**Problem statement:** For each line that holds "Respuesta", copy the line out.
>> start
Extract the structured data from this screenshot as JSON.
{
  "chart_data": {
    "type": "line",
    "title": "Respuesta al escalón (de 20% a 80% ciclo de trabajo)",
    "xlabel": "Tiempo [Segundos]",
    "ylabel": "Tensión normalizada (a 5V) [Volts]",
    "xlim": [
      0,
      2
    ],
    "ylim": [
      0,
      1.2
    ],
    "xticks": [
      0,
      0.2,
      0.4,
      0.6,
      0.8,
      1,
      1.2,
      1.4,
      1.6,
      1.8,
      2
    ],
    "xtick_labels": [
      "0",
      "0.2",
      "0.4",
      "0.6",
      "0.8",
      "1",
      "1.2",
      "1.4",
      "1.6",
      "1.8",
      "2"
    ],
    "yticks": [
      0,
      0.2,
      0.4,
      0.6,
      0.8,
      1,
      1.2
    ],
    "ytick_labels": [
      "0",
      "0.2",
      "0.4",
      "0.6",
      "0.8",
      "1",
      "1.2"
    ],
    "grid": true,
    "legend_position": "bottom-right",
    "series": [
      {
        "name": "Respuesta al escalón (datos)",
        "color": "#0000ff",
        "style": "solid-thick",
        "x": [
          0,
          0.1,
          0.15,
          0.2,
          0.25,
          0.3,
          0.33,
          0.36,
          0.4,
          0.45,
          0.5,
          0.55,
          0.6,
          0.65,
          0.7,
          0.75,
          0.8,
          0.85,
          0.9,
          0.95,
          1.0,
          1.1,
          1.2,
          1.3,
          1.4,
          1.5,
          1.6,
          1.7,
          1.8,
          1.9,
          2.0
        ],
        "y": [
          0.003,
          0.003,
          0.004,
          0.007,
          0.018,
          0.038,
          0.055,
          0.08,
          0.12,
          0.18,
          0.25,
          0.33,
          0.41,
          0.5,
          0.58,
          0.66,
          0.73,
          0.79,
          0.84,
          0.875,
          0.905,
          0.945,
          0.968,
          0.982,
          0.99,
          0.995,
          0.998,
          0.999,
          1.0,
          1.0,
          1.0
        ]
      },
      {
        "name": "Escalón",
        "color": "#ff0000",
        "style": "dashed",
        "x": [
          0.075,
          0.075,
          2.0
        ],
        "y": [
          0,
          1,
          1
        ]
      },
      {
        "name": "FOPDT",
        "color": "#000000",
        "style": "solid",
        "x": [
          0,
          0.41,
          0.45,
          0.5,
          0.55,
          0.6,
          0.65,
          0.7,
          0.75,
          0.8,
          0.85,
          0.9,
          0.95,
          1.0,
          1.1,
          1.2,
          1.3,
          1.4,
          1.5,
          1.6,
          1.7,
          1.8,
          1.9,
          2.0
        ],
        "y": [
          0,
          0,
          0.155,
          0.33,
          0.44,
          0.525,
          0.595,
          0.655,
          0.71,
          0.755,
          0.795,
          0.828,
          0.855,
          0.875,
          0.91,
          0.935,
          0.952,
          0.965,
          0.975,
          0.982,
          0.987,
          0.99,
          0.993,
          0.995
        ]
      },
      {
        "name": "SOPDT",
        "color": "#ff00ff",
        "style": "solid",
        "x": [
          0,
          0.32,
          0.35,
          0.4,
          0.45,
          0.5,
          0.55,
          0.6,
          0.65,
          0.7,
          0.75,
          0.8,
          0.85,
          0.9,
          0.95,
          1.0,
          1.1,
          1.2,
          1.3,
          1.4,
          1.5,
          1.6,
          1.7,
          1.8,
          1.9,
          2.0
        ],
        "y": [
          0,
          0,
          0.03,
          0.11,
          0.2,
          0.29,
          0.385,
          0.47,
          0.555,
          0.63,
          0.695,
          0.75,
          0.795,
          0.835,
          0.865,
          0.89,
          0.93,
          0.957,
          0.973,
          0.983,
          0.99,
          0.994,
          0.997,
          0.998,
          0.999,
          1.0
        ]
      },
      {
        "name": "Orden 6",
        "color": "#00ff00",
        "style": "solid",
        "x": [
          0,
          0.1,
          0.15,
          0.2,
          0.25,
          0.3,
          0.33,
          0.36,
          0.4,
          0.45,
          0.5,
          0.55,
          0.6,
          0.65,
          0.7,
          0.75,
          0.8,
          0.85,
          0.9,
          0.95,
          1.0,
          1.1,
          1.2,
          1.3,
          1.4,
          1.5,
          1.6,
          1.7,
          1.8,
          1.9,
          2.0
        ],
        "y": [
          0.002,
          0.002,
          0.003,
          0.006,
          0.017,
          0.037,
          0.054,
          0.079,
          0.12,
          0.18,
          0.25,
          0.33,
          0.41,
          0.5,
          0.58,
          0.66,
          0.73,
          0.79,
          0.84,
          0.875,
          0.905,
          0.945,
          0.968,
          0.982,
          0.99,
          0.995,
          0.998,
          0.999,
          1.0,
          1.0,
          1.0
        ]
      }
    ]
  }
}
>> end
**Response to this exercise:**
    "title": "Respuesta al escalón (de 20% a 80% ciclo de trabajo)",
        "name": "Respuesta al escalón (datos)",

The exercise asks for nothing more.